» EXTRAIT CHOISI:
Face aux centaines de fiches SST remplies par les collègues du département, nos questions sont nombreuses et nous attendons des réponses concrètes et urgentes :
- quelles mesures l’Administration prend-elle pour assurer de bonnes conditions de travail dans plusieurs écoles et établissements où certains collègues semblent appeler au secours une hiérarchie qui n’apporte pas de solution (notamment l’école Hélène Boucher à Gruchet le Valasse, l’école de St-Eustache la forêt, l’école Louis de St-Just au Petit-Quevilly, l’école Sonia Delaunay à Dieppe, collège Mandela à Elbeuf, collège Pierre-Mendès France à Lillebonne...) ?
- Comment l’Administration agit-elle face aux nombreuses situations de violence physique subies par les personnels, en particulier par les AESH ?

» DONNÉES FOURNIES:

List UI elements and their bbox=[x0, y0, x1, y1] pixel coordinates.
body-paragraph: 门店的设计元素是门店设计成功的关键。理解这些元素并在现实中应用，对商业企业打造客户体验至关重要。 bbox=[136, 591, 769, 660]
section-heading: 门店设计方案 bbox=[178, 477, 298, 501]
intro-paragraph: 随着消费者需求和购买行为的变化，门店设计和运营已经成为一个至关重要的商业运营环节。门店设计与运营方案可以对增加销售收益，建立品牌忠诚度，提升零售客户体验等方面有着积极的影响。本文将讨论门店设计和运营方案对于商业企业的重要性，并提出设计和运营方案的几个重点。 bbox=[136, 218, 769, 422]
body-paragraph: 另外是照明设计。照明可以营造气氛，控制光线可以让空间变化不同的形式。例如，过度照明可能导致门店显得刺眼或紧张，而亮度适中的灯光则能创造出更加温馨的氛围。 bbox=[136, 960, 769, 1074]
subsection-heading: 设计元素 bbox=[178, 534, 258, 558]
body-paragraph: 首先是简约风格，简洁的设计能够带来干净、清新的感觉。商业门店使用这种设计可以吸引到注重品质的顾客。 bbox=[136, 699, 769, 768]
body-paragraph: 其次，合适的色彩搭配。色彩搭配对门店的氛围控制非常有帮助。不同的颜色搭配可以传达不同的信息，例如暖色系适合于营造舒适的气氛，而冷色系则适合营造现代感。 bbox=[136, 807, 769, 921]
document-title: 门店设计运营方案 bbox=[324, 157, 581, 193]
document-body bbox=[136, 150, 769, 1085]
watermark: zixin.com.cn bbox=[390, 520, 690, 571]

» OBJECTIF DU TRAVAIL:
Répondez s'il vous plaît à ces trois points sur l'extrait choisi :
1. Quel type de fiches les collègues du département ont-ils remplies, et en quelle quantité ?
2. Dans quelle ville se trouve le collège Mandela ?
3. Quelle catégorie de personnels est citée en particulier à propos des violences physiques ?

» CORRIGÉ PROPOSÉ:
1. Des fiches SST, par centaines.
2. À Elbeuf.
3. Les AESH.